TASK DETAILS: Return the count of lines with the string "signataires" in them, and nothing else.

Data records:

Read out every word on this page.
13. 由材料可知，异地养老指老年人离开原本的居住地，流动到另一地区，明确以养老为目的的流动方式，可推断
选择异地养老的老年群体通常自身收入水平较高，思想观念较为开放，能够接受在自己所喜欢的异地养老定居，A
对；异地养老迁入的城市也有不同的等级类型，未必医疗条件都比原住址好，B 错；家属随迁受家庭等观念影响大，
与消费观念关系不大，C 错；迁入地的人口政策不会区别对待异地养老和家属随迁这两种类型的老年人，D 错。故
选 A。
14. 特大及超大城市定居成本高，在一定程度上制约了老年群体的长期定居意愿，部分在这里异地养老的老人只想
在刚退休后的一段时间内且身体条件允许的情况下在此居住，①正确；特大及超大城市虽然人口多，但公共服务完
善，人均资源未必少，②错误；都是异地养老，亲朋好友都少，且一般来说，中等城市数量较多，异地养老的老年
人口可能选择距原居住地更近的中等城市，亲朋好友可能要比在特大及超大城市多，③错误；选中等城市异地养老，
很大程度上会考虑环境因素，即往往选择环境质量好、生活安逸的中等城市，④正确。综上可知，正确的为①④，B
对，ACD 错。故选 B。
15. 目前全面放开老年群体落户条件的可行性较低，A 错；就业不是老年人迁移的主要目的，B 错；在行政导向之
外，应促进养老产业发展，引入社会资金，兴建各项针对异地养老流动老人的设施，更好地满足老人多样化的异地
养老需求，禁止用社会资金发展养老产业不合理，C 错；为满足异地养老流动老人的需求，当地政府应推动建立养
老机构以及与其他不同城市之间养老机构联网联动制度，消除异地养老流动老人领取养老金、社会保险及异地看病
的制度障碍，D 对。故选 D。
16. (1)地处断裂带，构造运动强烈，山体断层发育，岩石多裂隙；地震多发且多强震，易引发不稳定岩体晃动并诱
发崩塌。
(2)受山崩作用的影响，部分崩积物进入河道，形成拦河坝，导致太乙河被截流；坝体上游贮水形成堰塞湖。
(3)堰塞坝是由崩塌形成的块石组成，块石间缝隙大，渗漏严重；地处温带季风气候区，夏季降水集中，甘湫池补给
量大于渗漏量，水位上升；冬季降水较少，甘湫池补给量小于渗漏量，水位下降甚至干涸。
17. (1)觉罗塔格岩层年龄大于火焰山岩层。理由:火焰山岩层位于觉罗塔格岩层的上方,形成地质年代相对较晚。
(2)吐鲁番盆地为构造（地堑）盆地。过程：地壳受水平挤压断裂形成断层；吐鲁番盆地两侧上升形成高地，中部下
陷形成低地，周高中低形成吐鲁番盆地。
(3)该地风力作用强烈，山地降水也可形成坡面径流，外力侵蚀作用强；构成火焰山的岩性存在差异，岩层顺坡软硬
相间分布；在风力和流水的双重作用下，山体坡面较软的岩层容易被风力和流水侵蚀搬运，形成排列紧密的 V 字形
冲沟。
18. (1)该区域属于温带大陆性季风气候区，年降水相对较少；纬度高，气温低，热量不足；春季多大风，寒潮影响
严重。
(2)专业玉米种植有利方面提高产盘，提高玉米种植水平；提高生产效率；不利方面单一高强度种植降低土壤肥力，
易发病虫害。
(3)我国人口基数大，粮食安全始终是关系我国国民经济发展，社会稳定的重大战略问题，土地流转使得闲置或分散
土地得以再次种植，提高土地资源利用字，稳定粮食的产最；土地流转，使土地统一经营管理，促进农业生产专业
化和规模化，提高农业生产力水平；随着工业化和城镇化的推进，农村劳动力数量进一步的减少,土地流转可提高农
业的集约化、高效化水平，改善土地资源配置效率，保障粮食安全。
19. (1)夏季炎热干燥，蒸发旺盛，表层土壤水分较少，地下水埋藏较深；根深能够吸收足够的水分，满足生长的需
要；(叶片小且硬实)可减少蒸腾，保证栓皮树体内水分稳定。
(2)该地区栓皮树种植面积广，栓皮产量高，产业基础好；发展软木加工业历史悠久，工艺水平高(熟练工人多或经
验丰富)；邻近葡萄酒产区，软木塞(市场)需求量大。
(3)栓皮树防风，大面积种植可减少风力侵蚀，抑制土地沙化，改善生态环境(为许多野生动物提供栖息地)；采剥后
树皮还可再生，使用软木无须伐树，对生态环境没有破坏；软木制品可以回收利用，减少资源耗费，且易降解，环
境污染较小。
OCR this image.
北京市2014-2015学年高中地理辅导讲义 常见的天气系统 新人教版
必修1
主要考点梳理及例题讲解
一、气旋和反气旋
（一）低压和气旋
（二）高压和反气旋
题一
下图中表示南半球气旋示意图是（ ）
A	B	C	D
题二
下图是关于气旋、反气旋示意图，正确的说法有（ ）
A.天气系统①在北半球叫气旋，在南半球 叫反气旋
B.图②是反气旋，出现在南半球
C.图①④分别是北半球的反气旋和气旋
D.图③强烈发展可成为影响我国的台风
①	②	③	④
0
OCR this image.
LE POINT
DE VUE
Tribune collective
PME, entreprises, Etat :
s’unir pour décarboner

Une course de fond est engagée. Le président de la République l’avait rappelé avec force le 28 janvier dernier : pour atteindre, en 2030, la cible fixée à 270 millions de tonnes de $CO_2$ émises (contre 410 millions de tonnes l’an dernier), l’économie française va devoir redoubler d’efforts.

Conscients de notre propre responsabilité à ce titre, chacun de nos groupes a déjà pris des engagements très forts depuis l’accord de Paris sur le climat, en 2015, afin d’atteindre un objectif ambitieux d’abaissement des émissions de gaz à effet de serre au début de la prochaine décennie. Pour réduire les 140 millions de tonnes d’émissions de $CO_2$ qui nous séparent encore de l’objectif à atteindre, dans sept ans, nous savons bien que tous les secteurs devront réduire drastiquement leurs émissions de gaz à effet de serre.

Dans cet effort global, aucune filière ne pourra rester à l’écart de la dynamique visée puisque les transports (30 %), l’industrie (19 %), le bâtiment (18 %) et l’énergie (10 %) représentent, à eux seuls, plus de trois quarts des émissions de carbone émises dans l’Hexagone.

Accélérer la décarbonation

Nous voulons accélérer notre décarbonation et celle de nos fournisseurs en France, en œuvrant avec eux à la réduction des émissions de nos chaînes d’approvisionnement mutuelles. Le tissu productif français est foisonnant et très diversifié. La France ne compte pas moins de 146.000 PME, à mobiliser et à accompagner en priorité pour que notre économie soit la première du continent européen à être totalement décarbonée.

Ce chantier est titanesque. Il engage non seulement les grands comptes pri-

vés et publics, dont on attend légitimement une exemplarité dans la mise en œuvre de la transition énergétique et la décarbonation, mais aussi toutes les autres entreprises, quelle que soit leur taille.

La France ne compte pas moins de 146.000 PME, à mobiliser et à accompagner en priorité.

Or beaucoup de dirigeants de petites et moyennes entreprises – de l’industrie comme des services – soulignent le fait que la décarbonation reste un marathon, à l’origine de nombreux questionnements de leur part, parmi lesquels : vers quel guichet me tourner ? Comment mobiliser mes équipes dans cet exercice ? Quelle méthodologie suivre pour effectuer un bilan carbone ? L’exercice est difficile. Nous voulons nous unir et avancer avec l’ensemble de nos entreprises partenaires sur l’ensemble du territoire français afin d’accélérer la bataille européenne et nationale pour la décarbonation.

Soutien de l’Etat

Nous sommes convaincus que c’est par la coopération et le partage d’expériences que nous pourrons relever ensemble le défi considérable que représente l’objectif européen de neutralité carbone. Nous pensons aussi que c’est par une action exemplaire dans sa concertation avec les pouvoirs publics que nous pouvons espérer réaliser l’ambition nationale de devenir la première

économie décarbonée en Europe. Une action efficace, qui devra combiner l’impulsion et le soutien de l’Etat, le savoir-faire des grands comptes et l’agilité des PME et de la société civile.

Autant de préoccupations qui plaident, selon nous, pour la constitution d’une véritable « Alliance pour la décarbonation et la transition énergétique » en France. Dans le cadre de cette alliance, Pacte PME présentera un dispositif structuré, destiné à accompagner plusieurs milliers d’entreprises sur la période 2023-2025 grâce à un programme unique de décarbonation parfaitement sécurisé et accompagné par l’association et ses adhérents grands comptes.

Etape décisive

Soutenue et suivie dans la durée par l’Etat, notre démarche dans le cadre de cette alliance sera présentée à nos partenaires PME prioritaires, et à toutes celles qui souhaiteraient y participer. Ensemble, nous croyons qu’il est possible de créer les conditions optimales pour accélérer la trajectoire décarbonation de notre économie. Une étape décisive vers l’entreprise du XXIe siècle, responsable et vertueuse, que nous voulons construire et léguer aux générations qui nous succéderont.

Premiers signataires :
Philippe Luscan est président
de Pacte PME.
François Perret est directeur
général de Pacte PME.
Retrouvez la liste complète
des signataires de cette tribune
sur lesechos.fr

COMPLETE OUTPUT: 2